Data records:
========
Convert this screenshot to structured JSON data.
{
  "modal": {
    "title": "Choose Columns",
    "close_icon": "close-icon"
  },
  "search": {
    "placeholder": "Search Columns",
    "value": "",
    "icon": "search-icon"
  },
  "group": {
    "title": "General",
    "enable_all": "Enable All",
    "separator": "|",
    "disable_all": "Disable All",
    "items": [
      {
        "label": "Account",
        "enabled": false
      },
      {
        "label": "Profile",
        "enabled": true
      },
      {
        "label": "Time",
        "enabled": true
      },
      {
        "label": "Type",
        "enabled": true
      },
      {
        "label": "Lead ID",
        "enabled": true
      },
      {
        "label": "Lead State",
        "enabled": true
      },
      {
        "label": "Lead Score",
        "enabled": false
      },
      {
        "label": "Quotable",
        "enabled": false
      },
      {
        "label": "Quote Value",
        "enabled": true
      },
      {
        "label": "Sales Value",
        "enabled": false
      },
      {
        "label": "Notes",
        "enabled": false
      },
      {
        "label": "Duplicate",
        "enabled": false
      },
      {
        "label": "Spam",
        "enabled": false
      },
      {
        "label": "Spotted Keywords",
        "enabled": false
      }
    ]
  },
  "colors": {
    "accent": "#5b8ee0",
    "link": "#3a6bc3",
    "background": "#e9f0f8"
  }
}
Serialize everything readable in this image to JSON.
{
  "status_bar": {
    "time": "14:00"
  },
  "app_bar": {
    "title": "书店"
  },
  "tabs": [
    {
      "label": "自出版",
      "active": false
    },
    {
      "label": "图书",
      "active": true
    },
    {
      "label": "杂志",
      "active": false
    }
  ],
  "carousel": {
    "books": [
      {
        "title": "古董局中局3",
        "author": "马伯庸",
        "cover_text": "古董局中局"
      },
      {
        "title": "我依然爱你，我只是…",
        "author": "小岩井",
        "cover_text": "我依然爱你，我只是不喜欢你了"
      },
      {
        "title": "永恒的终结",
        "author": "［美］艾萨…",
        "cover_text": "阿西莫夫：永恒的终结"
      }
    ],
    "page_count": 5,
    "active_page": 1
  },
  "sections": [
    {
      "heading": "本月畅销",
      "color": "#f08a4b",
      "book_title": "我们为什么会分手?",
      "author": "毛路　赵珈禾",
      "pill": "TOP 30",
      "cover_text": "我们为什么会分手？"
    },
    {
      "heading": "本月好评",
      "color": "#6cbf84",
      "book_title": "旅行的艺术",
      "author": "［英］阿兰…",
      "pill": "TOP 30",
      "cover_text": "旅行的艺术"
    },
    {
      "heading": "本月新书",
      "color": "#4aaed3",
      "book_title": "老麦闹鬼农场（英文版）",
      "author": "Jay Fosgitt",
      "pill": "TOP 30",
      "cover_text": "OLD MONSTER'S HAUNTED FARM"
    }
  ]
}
========
Goal: Check each line above for the string "icon", then copy the ones that have it.

Solution for this problem:
    "close_icon": "close-icon"
    "icon": "search-icon"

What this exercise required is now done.